--- Data supplied ---

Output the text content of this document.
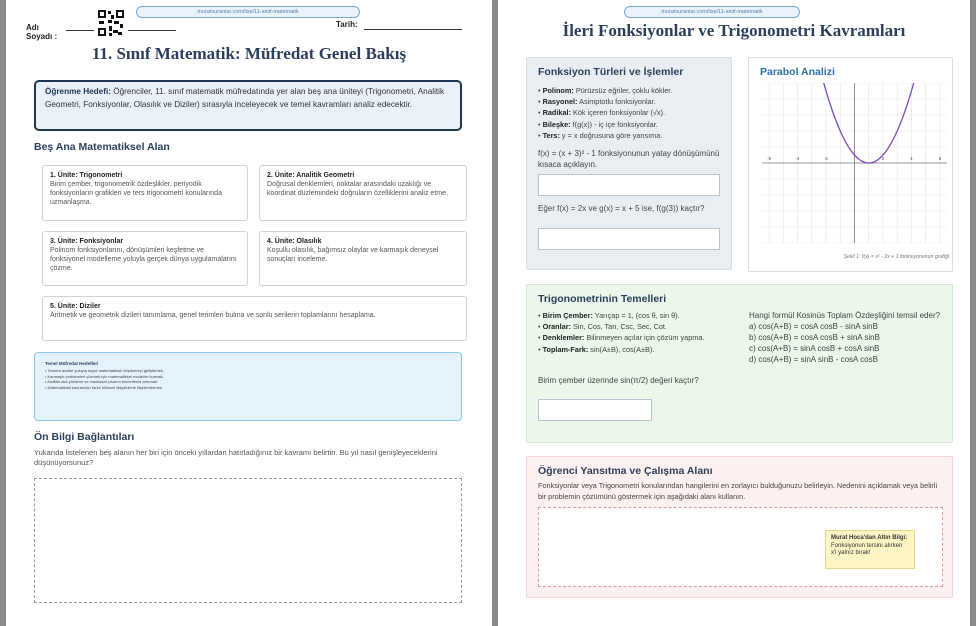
muratvuranlar.com/lise/11-sinif-matematik
Adı Soyadı :
Tarih:
11. Sınıf Matematik: Müfredat Genel Bakış
Öğrenme Hedefi: Öğrenciler, 11. sınıf matematik müfredatında yer alan beş ana üniteyi (Trigonometri, Analitik Geometri, Fonksiyonlar, Olasılık ve Diziler) sırasıyla inceleyecek ve temel kavramları analiz edecektir.
Beş Ana Matematiksel Alan
1. Ünite: Trigonometri
Birim çember, trigonometrik özdeşlikler, periyodik fonksiyonların grafikleri ve ters trigonometri konularında uzmanlaşma.
2. Ünite: Analitik Geometri
Doğrusal denklemleri, noktalar arasındaki uzaklığı ve koordinat düzlemindeki doğruların özelliklerini analiz etme.
3. Ünite: Fonksiyonlar
Polinom fonksiyonlarını, dönüşümleri keşfetme ve fonksiyonel modelleme yoluyla gerçek dünya uygulamalarını çözme.
4. Ünite: Olasılık
Koşullu olasılık, bağımsız olaylar ve karmaşık deneysel sonuçları inceleme.
5. Ünite: Diziler
Aritmetik ve geometrik dizileri tanımlama, genel terimleri bulma ve sonlu serilerin toplamlarını hesaplama.
Temel Müfredat Hedefleri
• Teorem analizi yoluyla soyut matematiksel düşünmeyi geliştirmek.
• Karmaşık problemleri çözmek için matematiksel modeller kurmak.
• Analitik akıl yürütme ve mantıksal çıkarım becerilerini artırmak.
• Matematiksel kavramları farklı bilimsel disiplinlerle ilişkilendirmek.
Ön Bilgi Bağlantıları
Yukarıda listelenen beş alanın her biri için önceki yıllardan hatırladığınız bir kavramı belirtin. Bu yıl nasıl genişleyeceklerini düşünüyorsunuz?
muratvuranlar.com/lise/11-sinif-matematik
İleri Fonksiyonlar ve Trigonometri Kavramları
Fonksiyon Türleri ve İşlemler
• Polinom: Pürüzsüz eğriler, çoklu kökler.
• Rasyonel: Asimptotlu fonksiyonlar.
• Radikal: Kök içeren fonksiyonlar (√x).
• Bileşke: f(g(x)) - iç içe fonksiyonlar.
• Ters: y = x doğrusuna göre yansıma.
f(x) = (x + 3)² - 1 fonksiyonunun yatay dönüşümünü kısaca açıklayın.
Eğer f(x) = 2x ve g(x) = x + 5 ise, f(g(3)) kaçtır?
Parabol Analizi
-6	-4	-2	2	4	6
Şekil 1: f(x) = x² - 2x + 1 fonksiyonunun grafiği
Trigonometrinin Temelleri
• Birim Çember: Yarıçap = 1, (cos θ, sin θ).
• Oranlar: Sin, Cos, Tan, Csc, Sec, Cot.
• Denklemler: Bilinmeyen açılar için çözüm yapma.
• Toplam-Fark: sin(A±B), cos(A±B).
Birim çember üzerinde sin(π/2) değeri kaçtır?
Hangi formül Kosinüs Toplam Özdeşliğini temsil eder?
a) cos(A+B) = cosA cosB - sinA sinB
b) cos(A+B) = cosA cosB + sinA sinB
c) cos(A+B) = sinA cosB + cosA sinB
d) cos(A+B) = sinA sinB - cosA cosB
Öğrenci Yansıtma ve Çalışma Alanı
Fonksiyonlar veya Trigonometri konularından hangilerini en zorlayıcı bulduğunuzu belirleyin. Nedenini açıklamak veya belirli bir problemin çözümünü göstermek için aşağıdaki alanı kullanın.
Murat Hoca'dan Altın Bilgi:
Fonksiyonun tersini alırken x'i yalnız bırak!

---

Set exercise
Reproduce the material in its entirety and word for word, without the pictures.

Solution
Output the text content of this document.
muratvuranlar.com/lise/11-sinif-matematik
Adı Soyadı :
Tarih:
11. Sınıf Matematik: Müfredat Genel Bakış
Öğrenme Hedefi: Öğrenciler, 11. sınıf matematik müfredatında yer alan beş ana üniteyi (Trigonometri, Analitik Geometri, Fonksiyonlar, Olasılık ve Diziler) sırasıyla inceleyecek ve temel kavramları analiz edecektir.
Beş Ana Matematiksel Alan
1. Ünite: Trigonometri
Birim çember, trigonometrik özdeşlikler, periyodik fonksiyonların grafikleri ve ters trigonometri konularında uzmanlaşma.
2. Ünite: Analitik Geometri
Doğrusal denklemleri, noktalar arasındaki uzaklığı ve koordinat düzlemindeki doğruların özelliklerini analiz etme.
3. Ünite: Fonksiyonlar
Polinom fonksiyonlarını, dönüşümleri keşfetme ve fonksiyonel modelleme yoluyla gerçek dünya uygulamalarını çözme.
4. Ünite: Olasılık
Koşullu olasılık, bağımsız olaylar ve karmaşık deneysel sonuçları inceleme.
5. Ünite: Diziler
Aritmetik ve geometrik dizileri tanımlama, genel terimleri bulma ve sonlu serilerin toplamlarını hesaplama.
Temel Müfredat Hedefleri
• Teorem analizi yoluyla soyut matematiksel düşünmeyi geliştirmek.
• Karmaşık problemleri çözmek için matematiksel modeller kurmak.
• Analitik akıl yürütme ve mantıksal çıkarım becerilerini artırmak.
• Matematiksel kavramları farklı bilimsel disiplinlerle ilişkilendirmek.
Ön Bilgi Bağlantıları
Yukarıda listelenen beş alanın her biri için önceki yıllardan hatırladığınız bir kavramı belirtin. Bu yıl nasıl genişleyeceklerini düşünüyorsunuz?
muratvuranlar.com/lise/11-sinif-matematik
İleri Fonksiyonlar ve Trigonometri Kavramları
Fonksiyon Türleri ve İşlemler
• Polinom: Pürüzsüz eğriler, çoklu kökler.
• Rasyonel: Asimptotlu fonksiyonlar.
• Radikal: Kök içeren fonksiyonlar (√x).
• Bileşke: f(g(x)) - iç içe fonksiyonlar.
• Ters: y = x doğrusuna göre yansıma.
f(x) = (x + 3)² - 1 fonksiyonunun yatay dönüşümünü kısaca açıklayın.
Eğer f(x) = 2x ve g(x) = x + 5 ise, f(g(3)) kaçtır?
Parabol Analizi
-6	-4	-2	2	4	6
Şekil 1: f(x) = x² - 2x + 1 fonksiyonunun grafiği
Trigonometrinin Temelleri
• Birim Çember: Yarıçap = 1, (cos θ, sin θ).
• Oranlar: Sin, Cos, Tan, Csc, Sec, Cot.
• Denklemler: Bilinmeyen açılar için çözüm yapma.
• Toplam-Fark: sin(A±B), cos(A±B).
Birim çember üzerinde sin(π/2) değeri kaçtır?
Hangi formül Kosinüs Toplam Özdeşliğini temsil eder?
a) cos(A+B) = cosA cosB - sinA sinB
b) cos(A+B) = cosA cosB + sinA sinB
c) cos(A+B) = sinA cosB + cosA sinB
d) cos(A+B) = sinA sinB - cosA cosB
Öğrenci Yansıtma ve Çalışma Alanı
Fonksiyonlar veya Trigonometri konularından hangilerini en zorlayıcı bulduğunuzu belirleyin. Nedenini açıklamak veya belirli bir problemin çözümünü göstermek için aşağıdaki alanı kullanın.
Murat Hoca'dan Altın Bilgi:
Fonksiyonun tersini alırken x'i yalnız bırak!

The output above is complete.